EXERCISE OBJECTIVE: Copy every line of the data in which the word "five" occurs.
-- start WORKING DATA --
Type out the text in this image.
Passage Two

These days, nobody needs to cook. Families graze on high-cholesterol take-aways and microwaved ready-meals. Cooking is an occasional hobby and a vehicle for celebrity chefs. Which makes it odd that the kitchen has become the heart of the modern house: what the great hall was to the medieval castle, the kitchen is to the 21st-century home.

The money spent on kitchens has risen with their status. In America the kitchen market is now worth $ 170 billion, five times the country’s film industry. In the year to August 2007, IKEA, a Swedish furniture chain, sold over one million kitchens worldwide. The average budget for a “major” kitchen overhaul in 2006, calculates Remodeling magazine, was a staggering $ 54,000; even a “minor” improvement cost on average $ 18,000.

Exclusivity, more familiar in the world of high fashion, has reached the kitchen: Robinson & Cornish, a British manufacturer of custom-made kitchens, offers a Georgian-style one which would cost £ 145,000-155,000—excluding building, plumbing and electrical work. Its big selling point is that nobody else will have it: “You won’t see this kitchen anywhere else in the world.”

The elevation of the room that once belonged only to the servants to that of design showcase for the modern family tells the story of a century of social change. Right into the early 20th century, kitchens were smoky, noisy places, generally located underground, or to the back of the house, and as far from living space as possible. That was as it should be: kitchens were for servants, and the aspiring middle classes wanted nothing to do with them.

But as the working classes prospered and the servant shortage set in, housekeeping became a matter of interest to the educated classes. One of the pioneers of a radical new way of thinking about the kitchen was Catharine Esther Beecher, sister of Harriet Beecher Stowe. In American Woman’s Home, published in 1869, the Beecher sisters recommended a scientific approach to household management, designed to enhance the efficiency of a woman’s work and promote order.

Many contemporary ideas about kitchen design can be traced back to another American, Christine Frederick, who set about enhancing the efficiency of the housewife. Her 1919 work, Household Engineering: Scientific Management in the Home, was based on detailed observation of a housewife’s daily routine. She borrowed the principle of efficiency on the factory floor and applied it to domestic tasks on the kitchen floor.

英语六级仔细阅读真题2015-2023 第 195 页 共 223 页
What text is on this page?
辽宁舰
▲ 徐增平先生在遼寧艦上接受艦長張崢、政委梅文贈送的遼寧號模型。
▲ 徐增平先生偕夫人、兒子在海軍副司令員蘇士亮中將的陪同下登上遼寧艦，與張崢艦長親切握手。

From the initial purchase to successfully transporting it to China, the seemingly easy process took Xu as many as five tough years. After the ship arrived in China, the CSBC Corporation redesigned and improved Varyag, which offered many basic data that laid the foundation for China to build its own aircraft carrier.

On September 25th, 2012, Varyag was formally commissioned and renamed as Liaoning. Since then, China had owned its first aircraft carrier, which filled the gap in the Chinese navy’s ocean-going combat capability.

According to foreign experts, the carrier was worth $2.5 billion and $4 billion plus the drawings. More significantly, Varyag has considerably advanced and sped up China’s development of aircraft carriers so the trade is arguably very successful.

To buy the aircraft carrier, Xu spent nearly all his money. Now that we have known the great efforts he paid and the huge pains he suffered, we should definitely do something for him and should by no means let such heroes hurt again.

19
-- end WORKING DATA --
SOLUTION TO THIS PROBLEM:
The money spent on kitchens has risen with their status. In America the kitchen market is now worth $ 170 billion, five times the country’s film industry. In the year to August 2007, IKEA, a Swedish furniture chain, sold over one million kitchens worldwide. The average budget for a “major” kitchen overhaul in 2006, calculates Remodeling magazine, was a staggering $ 54,000; even a “minor” improvement cost on average $ 18,000.
From the initial purchase to successfully transporting it to China, the seemingly easy process took Xu as many as five tough years. After the ship arrived in China, the CSBC Corporation redesigned and improved Varyag, which offered many basic data that laid the foundation for China to build its own aircraft carrier.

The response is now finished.